====== TEKS PILIHAN ======

Padang (ANTARA News) - Masa pencarian korban yang diduga tewas telah berlalu, dan kegiatan masyarakat Sumatra Barat (Sumbar) menunjukkan mereka seperti ingin segera "berlari" meninggalkan trauma gempa yang merenggut hingga lebih dari 1.000 nyawa.

Ketika tiga hari gempa berlalu dan tenda pengungsian pun belum seluruhnya didirikan, sebenarnya, denyut kehidupan Ranah Minang telah terasa.

Rahman contohnya, penjual nasi soto di belakang Pasar Raya Kota Padang, sudah mendirikan tenda untuk berjualan, hanya tiga hari setelah gempa 7,9 pada skala richter berlalu.

"Sudah sejak hari ketiga saya dagang, ramai sekali. Karena belum banyak yang jualan makanan," ujar pria berpostur tinggi besar tersebut.

Sieken, wanita beranak dua asli Desa Pulut-pulut, Kecamatan Bayang, Painan, Pesisir Selatan, Sumbar, yang sehari-hari berjualan minuman dan makanan di obyek wisata jembatan akar mengatakan, dia sudah berjualan satu hari setelah gempa.

Walau ia mengaku tidak didatangi pembeli satu pun pada hari itu (Kamis, 1/10), ia tetap berjualan.

Sieken maupun kedua anaknya pun mengaku tidak trauma dengan gempa yang menggoyang lereng bukit tempat mereka tinggal.

Mereka hanya trauma dengan gemuruh longsoran tanah dari bukit yang berada di belakang maupun depan rumahnya beberapa saat setelah gempa.

Wakil Kepala Sekolah SMA Negeri 1 Padang Ramandasyah mengatakan, anak didiknya sudah mulai datang ke sekolah pada hari kelima pascagempa. "Walaupun mereka datang dengan baju seadanya," ujar dia.

====== KUTIPAN DATA ======

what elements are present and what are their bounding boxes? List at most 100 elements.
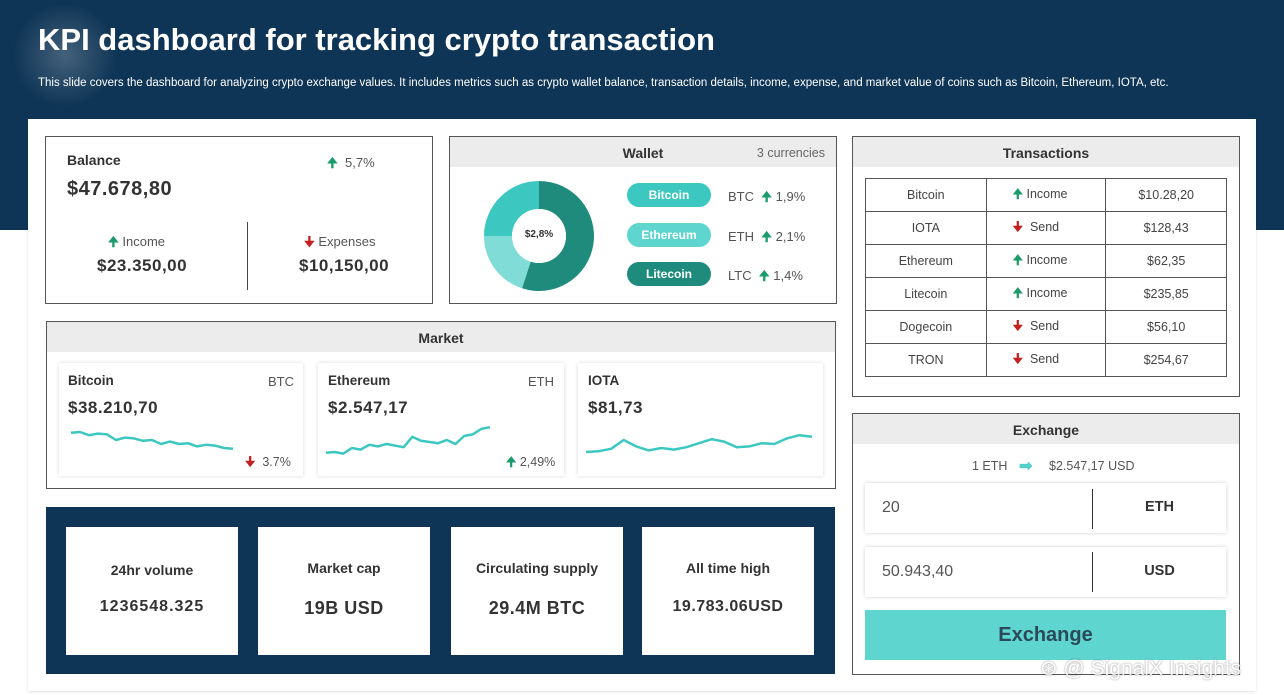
table-row[interactable]: Ethereum 🠉 Income $62,35 [865,244,1227,278]
wallet-item-bitcoin[interactable]: Bitcoin [627,183,711,207]
wallet-item-litecoin[interactable]: Litecoin [627,262,711,286]
exchange-amount-unit[interactable]: ETH [1145,499,1174,515]
sparkline-path [70,430,234,451]
balance-label: Balance [67,152,121,168]
donut-slice-ethereum [484,236,531,289]
tx-amount: $235,85 [1105,277,1227,311]
market-card-iota[interactable]: IOTA $81,73 [578,363,823,476]
market-coin-name: Ethereum [328,373,391,388]
arrow-down-icon: 🠋 [304,234,315,249]
field-divider [1092,489,1093,529]
watermark: ⊛ @ SignalX Insights [1040,657,1242,680]
tx-type: 🠋 Send [985,211,1107,245]
market-coin-change: 🠋 3.7% [245,453,291,474]
stat-all-time-high: All time high 19.783.06USD [642,527,814,655]
header-glow [10,5,120,105]
stat-label: All time high [686,560,770,576]
exchange-amount-field[interactable]: ETH [865,483,1226,533]
exchange-result-input[interactable] [865,547,1091,597]
tx-type-label: Income [1026,186,1068,201]
arrow-up-icon: 🠉 [757,229,773,244]
transactions-title: Transactions [1002,145,1090,161]
stat-value: 29.4M BTC [488,598,586,618]
table-row[interactable]: Bitcoin 🠉 Income $10.28,20 [865,178,1227,212]
page-subtitle: This slide covers the dashboard for anal… [38,77,1169,89]
market-coin-name: IOTA [588,373,620,388]
tx-type: 🠉 Income [985,178,1107,212]
exchange-result-unit[interactable]: USD [1144,563,1175,579]
bitcoin-change-value: 3.7% [262,455,291,469]
tx-amount: $10.28,20 [1105,178,1227,212]
tx-type: 🠉 Income [985,277,1107,311]
expenses-value: $10,150,00 [299,256,390,275]
wallet-litecoin-change-value: 1,4% [773,268,803,283]
arrow-up-icon: 🠉 [506,455,517,469]
exchange-amount-input[interactable] [865,483,1091,533]
balance-card: Balance 🠉 5,7% $47.678,80 🠉 Income $23.3… [45,136,433,304]
tx-coin: Dogecoin [865,310,987,344]
arrow-up-icon: 🠉 [327,155,338,170]
wallet-title: Wallet [622,145,664,161]
arrow-down-icon: 🠋 [1012,351,1023,366]
wallet-bitcoin-change: BTC 🠉 1,9% [728,188,805,210]
tx-type-label: Income [1026,285,1068,300]
wallet-bitcoin-change-value: 1,9% [775,189,806,204]
wallet-card: Wallet 3 currencies $2,8% Bitcoin BTC 🠉 … [449,136,837,304]
table-row[interactable]: TRON 🠋 Send $254,67 [865,343,1227,377]
wallet-litecoin-symbol: LTC [728,268,752,283]
stat-label: Market cap [307,560,381,576]
donut-slice-bitcoin [522,181,594,291]
arrow-down-icon: 🠋 [1012,318,1023,333]
wallet-bitcoin-symbol: BTC [728,189,754,204]
market-coin-price: $81,73 [588,398,643,417]
wallet-item-ethereum[interactable]: Ethereum [627,223,711,247]
wallet-header: Wallet 3 currencies [450,137,836,167]
stat-market-cap: Market cap 19B USD [258,527,430,655]
tx-type-label: Send [1029,351,1060,366]
market-coin-price: $38.210,70 [68,398,159,417]
ethereum-sparkline [325,425,491,455]
arrow-up-icon: 🠉 [1012,252,1023,267]
ethereum-change-value: 2,49% [519,455,556,469]
arrow-up-icon: 🠉 [755,268,770,283]
iota-sparkline [585,433,813,454]
wallet-ethereum-symbol: ETH [728,229,754,244]
tx-type: 🠋 Send [985,343,1107,377]
market-card-bitcoin[interactable]: Bitcoin BTC $38.210,70 🠋 3.7% [59,363,303,476]
tx-amount: $56,10 [1105,310,1227,344]
arrow-down-icon: 🠋 [1012,219,1023,234]
donut-center-label: $2,8% [524,229,554,240]
stat-circulating-supply: Circulating supply 29.4M BTC [451,527,623,655]
table-row[interactable]: Litecoin 🠉 Income $235,85 [865,277,1227,311]
stat-label: 24hr volume [110,562,194,578]
balance-value: $47.678,80 [67,178,173,200]
balance-divider [247,222,248,290]
table-row[interactable]: IOTA 🠋 Send $128,43 [865,211,1227,245]
arrow-up-icon: 🠉 [1012,285,1023,300]
wallet-currency-count: 3 currencies [756,146,825,160]
exchange-title: Exchange [1012,422,1080,438]
balance-change-value: 5,7% [345,155,375,170]
arrow-up-icon: 🠉 [108,234,119,249]
tx-coin: IOTA [865,211,987,245]
market-coin-price: $2.547,17 [328,398,409,417]
tx-coin: TRON [865,343,987,377]
tx-coin: Litecoin [865,277,987,311]
transactions-table: Bitcoin 🠉 Income $10.28,20 IOTA 🠋 Send $… [865,178,1227,377]
expenses-label: 🠋 Expenses [304,233,375,255]
table-row[interactable]: Dogecoin 🠋 Send $56,10 [865,310,1227,344]
field-divider [1092,552,1093,592]
donut-hole [512,209,566,263]
balance-change: 🠉 5,7% [327,154,375,176]
wallet-donut-chart [484,181,594,291]
exchange-button[interactable]: Exchange [865,610,1226,660]
bitcoin-sparkline [70,430,234,451]
tx-amount: $254,67 [1105,343,1227,377]
market-title: Market [418,330,464,346]
tx-type-label: Send [1029,318,1060,333]
market-card-ethereum[interactable]: Ethereum ETH $2.547,17 🠉 2,49% [318,363,564,476]
exchange-result-field[interactable]: USD [865,547,1226,597]
stat-24hr-volume: 24hr volume 1236548.325 [66,527,238,655]
arrow-up-icon: 🠉 [1012,186,1023,201]
arrow-down-icon: 🠋 [245,455,256,469]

======

PETUNJUK TUGAS >>
1. Menurut berita gempa Sumatra Barat, kapan Sieken mulai berjualan lagi setelah gempa?
2. Teruskan berita gempa Sumatra Barat mulai dari sesudah kalimat penutupnya.
Baris-baris data ini adalah bahan yang terpisah dari berita gempa Sumatra Barat.

JAWABAN LATIHAN >>
1. Sieken sudah berjualan satu hari setelah gempa.

2.
Sejak Senin (5/10), ia mengatakan, memang baru 70 hingga 80 persen siswa yang hadir dengan pakaian seadanya. Seminggu kemudian, jumlah siswa yang hadir telah mencapai 95 persen.

Tak dapat "berlari"

Dua minggu bencana itu berlalu, proses rehabilitasi sangat dinanti, bukan sekadar beras, air minum, atau pun mie instan.

Mereka yang ingin segera berdiri dan kemudian "berlari" dari keterpurukan itu mengaku sangat membutuhkan dukungan fasilitas dari pemerintah.

Kepala Sekolah Kartika I-6, Koordinator 5 Den Betang Slog Cabang I Daerah 1/Bukit Barisan Wanti menginginkan proses rehabilitasi bahkan rekonstruksi ruang sekolahnya yang runtuh dapat dipercepat.

Ruang kelas yang menempati gedung tua tersebut sudah dinyatakan Dinas Pendidikan Kota Padang tidak layak digunakan.

"Gedungnya sudah retak-retak, saya saja tidak berani berlama-lama di dalam apalagi kalau datang hujan," ujar Wanti.

Kini anak-anak didiknya yang semua rata-rata berusia lima tahun, yang berjumlah 76 orang, harus belajar di satu tenda.

"Ini tidak cukup pastinya. Tadi saja yang datang baru 52 anak sudah sesak, bagaimana kalau semua datang," katanya.

Ia pun mengatakan membutuhkan bantuan berupa peralatan penunjang untuk anak didiknya belajar.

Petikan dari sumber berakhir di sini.